> _Exercise inputs_:
[Start]

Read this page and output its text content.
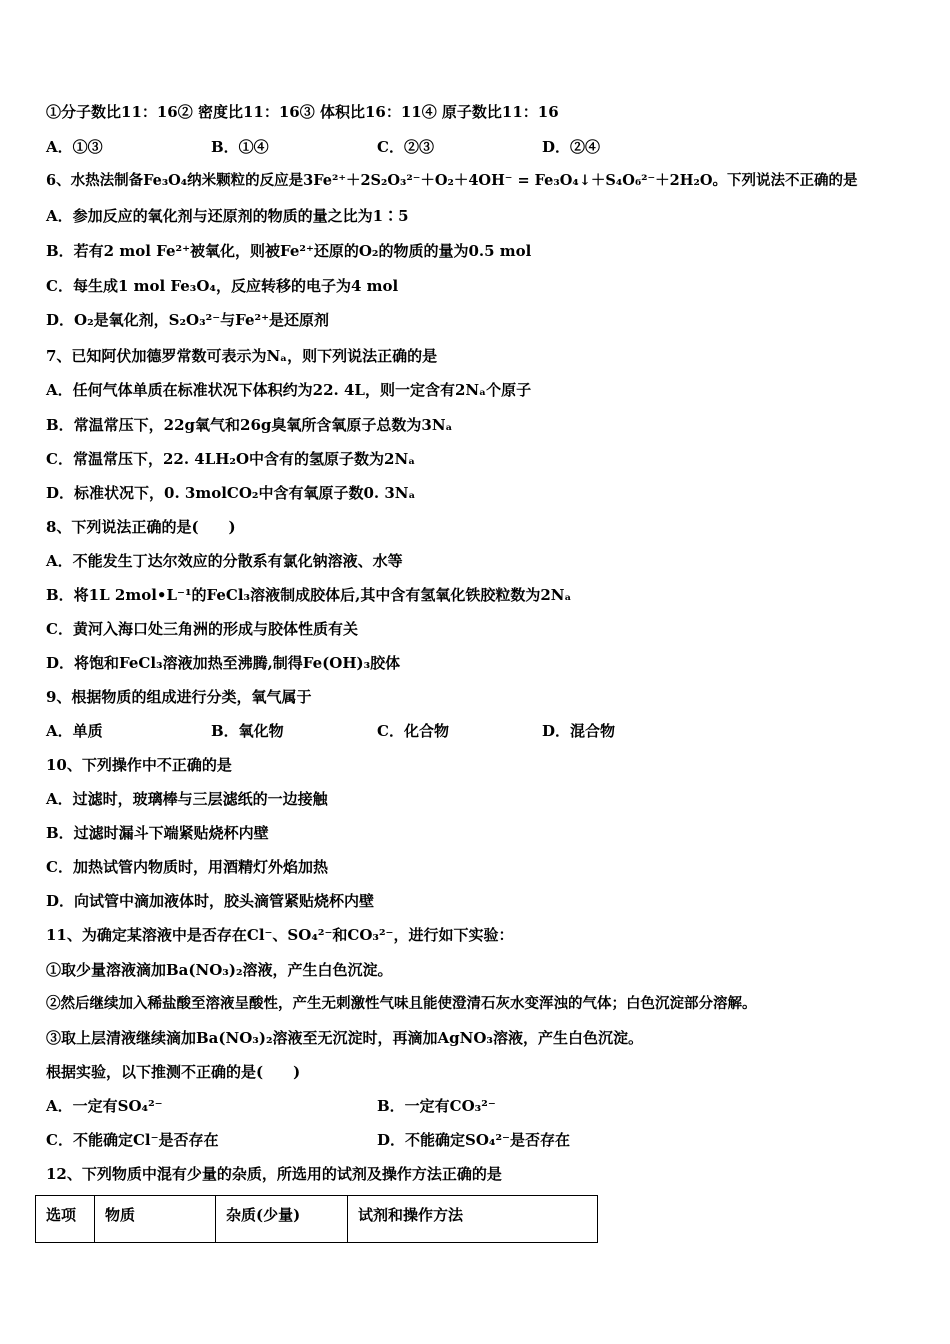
①分子数比11：16② 密度比11：16③ 体积比16：11④ 原子数比11：16
A．①③	B．①④	C．②③	D．②④
6、水热法制备Fe₃O₄纳米颗粒的反应是3Fe²⁺＋2S₂O₃²⁻＋O₂＋4OH⁻ = Fe₃O₄↓＋S₄O₆²⁻＋2H₂O。下列说法不正确的是
A．参加反应的氧化剂与还原剂的物质的量之比为1∶5
B．若有2 mol Fe²⁺被氧化，则被Fe²⁺还原的O₂的物质的量为0.5 mol
C．每生成1 mol Fe₃O₄，反应转移的电子为4 mol
D．O₂是氧化剂，S₂O₃²⁻与Fe²⁺是还原剂
7、已知阿伏加德罗常数可表示为Nₐ，则下列说法正确的是
A．任何气体单质在标准状况下体积约为22. 4L，则一定含有2Nₐ个原子
B．常温常压下，22g氧气和26g臭氧所含氧原子总数为3Nₐ
C．常温常压下，22. 4LH₂O中含有的氢原子数为2Nₐ
D．标准状况下，0. 3molCO₂中含有氧原子数0. 3Nₐ
8、下列说法正确的是(　　)
A．不能发生丁达尔效应的分散系有氯化钠溶液、水等
B．将1L 2mol•L⁻¹的FeCl₃溶液制成胶体后,其中含有氢氧化铁胶粒数为2Nₐ
C．黄河入海口处三角洲的形成与胶体性质有关
D．将饱和FeCl₃溶液加热至沸腾,制得Fe(OH)₃胶体
9、根据物质的组成进行分类，氧气属于
A．单质	B．氧化物	C．化合物	D．混合物
10、下列操作中不正确的是
A．过滤时，玻璃棒与三层滤纸的一边接触
B．过滤时漏斗下端紧贴烧杯内壁
C．加热试管内物质时，用酒精灯外焰加热
D．向试管中滴加液体时，胶头滴管紧贴烧杯内壁
11、为确定某溶液中是否存在Cl⁻、SO₄²⁻和CO₃²⁻，进行如下实验：
①取少量溶液滴加Ba(NO₃)₂溶液，产生白色沉淀。
②然后继续加入稀盐酸至溶液呈酸性，产生无刺激性气味且能使澄清石灰水变浑浊的气体；白色沉淀部分溶解。
③取上层清液继续滴加Ba(NO₃)₂溶液至无沉淀时，再滴加AgNO₃溶液，产生白色沉淀。
根据实验，以下推测不正确的是(　　)
A．一定有SO₄²⁻	B．一定有CO₃²⁻
C．不能确定Cl⁻是否存在	D．不能确定SO₄²⁻是否存在
12、下列物质中混有少量的杂质，所选用的试剂及操作方法正确的是
选项	物质	杂质(少量)	试剂和操作方法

[End]

> _What the task requires_: Scan the records for the string "Fe₃O₄". Copy each line in which it appears.

> _Answer below_:
6、水热法制备Fe₃O₄纳米颗粒的反应是3Fe²⁺＋2S₂O₃²⁻＋O₂＋4OH⁻ = Fe₃O₄↓＋S₄O₆²⁻＋2H₂O。下列说法不正确的是
C．每生成1 mol Fe₃O₄，反应转移的电子为4 mol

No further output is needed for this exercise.